● Work to do: Copy out all the lines where "image" shows up.

● Material for the task:
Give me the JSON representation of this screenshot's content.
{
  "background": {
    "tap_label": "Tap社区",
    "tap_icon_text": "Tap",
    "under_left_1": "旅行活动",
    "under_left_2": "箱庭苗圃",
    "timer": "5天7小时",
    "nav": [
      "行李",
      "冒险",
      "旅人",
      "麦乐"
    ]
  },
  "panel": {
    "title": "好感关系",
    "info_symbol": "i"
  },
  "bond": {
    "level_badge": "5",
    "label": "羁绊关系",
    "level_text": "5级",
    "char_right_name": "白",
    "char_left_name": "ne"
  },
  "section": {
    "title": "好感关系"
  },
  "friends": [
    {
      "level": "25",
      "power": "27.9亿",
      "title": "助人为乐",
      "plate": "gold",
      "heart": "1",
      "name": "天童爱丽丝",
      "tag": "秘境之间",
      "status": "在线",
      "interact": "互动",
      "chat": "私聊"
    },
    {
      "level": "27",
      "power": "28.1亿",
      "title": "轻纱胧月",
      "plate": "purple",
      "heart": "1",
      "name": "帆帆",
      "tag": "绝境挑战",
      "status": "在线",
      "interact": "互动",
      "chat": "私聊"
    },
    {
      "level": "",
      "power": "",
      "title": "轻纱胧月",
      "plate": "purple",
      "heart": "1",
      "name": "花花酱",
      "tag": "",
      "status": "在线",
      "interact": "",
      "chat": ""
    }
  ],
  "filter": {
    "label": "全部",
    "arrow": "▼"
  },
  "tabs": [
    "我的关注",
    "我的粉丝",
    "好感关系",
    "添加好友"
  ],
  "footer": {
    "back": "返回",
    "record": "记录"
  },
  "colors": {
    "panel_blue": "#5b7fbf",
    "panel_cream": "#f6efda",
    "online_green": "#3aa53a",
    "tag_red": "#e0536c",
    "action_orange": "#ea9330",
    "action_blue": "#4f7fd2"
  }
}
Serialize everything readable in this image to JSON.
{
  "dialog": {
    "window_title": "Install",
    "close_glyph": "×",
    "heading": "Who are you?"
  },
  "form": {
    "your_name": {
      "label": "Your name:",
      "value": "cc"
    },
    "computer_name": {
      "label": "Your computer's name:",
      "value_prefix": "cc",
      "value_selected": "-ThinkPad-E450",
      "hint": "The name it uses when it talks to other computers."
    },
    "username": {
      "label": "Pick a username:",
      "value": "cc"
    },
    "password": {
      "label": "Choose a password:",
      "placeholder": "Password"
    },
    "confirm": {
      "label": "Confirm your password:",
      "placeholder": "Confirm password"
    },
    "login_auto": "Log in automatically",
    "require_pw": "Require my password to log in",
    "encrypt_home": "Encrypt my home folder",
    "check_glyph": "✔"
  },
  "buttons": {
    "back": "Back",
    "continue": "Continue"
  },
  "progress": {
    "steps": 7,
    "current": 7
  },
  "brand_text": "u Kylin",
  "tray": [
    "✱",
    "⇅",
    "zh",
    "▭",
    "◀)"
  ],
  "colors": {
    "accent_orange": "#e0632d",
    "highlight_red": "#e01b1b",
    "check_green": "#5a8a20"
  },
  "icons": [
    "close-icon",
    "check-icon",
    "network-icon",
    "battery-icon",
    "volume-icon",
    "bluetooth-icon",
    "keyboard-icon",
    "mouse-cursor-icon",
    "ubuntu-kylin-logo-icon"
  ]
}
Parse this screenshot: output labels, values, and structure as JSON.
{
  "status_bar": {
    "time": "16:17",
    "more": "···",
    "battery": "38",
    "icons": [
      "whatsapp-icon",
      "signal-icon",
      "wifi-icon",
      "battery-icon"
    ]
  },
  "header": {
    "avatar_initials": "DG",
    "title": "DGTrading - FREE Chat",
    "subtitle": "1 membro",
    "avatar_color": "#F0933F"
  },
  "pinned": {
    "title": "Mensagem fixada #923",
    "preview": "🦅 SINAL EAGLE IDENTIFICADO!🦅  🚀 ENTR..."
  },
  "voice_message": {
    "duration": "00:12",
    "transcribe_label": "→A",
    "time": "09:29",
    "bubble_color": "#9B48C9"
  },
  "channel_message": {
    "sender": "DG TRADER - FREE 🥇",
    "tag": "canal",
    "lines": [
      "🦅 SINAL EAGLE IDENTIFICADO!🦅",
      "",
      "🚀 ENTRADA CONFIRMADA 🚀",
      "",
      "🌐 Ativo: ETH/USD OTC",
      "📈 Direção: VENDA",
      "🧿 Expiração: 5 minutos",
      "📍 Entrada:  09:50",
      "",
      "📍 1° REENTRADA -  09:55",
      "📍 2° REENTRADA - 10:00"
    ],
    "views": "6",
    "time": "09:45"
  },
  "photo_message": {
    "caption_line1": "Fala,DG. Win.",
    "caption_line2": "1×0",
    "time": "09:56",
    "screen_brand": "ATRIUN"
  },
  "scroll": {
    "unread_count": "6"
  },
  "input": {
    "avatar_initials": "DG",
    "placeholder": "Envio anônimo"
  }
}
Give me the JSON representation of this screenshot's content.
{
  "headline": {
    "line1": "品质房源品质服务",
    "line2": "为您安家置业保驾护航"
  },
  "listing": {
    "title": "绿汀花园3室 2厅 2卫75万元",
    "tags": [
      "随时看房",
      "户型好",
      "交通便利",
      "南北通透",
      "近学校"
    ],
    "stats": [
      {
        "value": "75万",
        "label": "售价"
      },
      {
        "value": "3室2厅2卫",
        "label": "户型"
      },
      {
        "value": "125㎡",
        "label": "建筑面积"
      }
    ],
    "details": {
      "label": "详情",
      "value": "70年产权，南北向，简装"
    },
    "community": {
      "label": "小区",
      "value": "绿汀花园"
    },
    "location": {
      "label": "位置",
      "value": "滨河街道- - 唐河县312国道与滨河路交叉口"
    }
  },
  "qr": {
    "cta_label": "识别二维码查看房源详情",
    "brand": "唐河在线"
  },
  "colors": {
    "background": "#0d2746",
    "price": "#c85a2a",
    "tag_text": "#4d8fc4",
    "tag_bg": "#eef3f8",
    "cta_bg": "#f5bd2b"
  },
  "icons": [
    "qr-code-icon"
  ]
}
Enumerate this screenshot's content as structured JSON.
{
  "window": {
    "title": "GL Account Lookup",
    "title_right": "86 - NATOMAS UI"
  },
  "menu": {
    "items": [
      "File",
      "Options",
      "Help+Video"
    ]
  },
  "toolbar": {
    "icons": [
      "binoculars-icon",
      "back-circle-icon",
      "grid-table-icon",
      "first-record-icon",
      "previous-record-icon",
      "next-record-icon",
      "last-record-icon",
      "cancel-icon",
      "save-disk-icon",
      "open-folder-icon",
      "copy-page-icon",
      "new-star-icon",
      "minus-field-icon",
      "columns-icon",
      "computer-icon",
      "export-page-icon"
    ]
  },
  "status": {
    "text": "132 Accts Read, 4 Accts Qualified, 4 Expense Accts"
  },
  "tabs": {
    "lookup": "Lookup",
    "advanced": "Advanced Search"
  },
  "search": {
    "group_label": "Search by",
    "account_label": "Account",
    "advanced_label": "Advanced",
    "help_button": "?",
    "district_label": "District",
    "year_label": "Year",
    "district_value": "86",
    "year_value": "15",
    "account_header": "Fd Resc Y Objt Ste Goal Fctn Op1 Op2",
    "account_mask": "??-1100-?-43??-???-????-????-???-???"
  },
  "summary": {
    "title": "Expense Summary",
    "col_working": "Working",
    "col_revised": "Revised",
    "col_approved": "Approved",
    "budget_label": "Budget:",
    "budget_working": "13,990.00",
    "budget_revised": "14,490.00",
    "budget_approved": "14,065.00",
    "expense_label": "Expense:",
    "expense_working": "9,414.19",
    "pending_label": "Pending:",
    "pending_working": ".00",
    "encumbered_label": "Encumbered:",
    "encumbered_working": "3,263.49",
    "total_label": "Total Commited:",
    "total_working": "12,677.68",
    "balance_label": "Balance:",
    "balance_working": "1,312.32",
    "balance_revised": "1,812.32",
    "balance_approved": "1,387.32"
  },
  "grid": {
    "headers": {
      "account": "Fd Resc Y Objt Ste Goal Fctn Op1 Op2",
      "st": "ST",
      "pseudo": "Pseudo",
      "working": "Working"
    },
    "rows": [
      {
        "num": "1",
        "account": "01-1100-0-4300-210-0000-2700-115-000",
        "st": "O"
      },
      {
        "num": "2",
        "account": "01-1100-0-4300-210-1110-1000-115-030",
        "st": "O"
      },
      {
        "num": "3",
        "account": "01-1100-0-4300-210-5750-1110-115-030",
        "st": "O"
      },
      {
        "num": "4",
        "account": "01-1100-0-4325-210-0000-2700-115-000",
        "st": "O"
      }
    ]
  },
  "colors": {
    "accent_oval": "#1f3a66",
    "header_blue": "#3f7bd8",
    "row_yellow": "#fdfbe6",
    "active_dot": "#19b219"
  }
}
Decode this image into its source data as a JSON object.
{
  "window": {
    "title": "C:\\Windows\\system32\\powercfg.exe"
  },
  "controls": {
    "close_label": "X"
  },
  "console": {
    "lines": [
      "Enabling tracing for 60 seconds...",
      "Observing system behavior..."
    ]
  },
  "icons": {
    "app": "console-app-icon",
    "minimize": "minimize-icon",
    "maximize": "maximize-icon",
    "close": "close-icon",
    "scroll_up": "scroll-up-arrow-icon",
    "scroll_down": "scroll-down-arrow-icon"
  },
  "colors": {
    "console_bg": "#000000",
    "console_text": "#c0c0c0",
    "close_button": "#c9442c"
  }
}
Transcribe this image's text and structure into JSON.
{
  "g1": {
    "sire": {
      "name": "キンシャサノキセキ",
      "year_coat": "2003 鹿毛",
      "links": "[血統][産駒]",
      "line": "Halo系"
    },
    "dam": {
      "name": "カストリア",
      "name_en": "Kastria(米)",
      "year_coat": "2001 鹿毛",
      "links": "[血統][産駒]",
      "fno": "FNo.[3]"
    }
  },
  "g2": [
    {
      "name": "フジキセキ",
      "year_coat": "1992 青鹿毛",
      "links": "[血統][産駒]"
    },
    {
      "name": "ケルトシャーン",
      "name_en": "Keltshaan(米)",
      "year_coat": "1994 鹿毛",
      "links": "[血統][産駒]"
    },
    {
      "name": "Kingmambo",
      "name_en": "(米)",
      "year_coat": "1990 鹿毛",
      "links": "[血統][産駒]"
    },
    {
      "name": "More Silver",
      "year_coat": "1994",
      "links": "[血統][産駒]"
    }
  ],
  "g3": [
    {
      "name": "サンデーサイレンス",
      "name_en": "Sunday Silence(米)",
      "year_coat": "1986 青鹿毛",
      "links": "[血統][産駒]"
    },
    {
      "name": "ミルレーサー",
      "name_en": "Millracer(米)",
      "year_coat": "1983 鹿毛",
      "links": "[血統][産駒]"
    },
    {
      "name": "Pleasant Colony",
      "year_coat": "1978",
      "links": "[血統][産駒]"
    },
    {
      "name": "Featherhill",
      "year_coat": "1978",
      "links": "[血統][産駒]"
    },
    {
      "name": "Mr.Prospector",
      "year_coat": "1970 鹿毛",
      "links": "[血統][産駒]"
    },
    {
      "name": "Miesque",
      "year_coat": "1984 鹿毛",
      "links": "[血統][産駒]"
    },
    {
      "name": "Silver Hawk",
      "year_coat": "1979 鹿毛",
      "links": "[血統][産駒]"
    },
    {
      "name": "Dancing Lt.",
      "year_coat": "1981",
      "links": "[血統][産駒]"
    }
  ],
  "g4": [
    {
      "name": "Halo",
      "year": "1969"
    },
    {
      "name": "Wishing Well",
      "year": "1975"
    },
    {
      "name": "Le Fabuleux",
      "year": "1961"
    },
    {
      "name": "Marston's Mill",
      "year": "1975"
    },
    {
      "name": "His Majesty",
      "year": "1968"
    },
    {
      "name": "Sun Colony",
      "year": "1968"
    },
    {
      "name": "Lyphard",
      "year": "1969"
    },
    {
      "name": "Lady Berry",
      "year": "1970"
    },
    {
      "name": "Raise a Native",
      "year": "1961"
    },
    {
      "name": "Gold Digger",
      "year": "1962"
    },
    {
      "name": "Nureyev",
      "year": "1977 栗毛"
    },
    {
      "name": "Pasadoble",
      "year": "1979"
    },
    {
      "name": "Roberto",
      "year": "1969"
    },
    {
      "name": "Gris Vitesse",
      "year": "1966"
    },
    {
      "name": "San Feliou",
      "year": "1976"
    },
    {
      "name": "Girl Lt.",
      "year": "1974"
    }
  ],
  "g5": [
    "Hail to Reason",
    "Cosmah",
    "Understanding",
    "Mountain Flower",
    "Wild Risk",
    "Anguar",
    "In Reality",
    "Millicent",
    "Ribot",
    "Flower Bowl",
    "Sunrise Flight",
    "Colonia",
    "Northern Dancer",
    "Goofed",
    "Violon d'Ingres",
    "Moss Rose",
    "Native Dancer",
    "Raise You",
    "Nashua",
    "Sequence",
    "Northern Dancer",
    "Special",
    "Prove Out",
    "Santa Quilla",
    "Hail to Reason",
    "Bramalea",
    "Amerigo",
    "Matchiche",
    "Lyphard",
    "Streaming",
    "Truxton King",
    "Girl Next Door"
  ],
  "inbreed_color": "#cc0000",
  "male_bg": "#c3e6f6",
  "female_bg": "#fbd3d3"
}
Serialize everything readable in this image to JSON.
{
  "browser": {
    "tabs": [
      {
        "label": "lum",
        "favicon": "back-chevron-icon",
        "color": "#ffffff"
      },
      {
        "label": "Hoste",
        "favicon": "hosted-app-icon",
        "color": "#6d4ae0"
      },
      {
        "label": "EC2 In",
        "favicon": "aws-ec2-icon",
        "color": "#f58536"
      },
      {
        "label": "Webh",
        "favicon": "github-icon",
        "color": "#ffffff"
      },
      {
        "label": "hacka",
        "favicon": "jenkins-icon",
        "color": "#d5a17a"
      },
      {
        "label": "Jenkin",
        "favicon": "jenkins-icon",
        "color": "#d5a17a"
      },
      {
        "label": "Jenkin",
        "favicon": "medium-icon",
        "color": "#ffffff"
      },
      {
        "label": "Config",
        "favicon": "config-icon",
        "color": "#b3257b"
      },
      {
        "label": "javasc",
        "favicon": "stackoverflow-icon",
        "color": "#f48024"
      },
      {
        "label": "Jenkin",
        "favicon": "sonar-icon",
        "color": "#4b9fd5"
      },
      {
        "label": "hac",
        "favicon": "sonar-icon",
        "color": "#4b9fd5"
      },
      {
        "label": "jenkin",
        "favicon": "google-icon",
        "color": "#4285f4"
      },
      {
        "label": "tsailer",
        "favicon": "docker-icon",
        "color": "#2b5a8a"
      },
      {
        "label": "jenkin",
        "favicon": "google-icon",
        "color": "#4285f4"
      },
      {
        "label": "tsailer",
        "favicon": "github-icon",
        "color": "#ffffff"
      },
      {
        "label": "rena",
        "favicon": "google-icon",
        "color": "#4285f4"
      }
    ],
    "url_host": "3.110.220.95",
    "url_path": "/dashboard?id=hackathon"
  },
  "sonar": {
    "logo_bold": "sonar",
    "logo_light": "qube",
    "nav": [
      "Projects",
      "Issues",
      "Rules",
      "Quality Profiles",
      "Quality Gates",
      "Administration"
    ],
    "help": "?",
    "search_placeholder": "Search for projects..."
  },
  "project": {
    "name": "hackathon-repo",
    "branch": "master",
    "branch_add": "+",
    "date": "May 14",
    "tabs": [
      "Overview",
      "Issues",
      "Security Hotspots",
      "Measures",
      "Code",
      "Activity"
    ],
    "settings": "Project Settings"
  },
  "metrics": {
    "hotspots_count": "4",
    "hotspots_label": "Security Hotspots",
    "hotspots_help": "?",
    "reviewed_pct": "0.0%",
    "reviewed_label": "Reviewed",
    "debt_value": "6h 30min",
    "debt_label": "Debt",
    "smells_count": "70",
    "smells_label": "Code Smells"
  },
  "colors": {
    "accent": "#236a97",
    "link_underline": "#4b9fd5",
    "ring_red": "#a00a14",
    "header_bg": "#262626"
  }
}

● Reply:
Serialize everything readable in this image to JSON.
Decode this image into its source data as a JSON object.
Transcribe this image's text and structure into JSON.
Serialize everything readable in this image to JSON.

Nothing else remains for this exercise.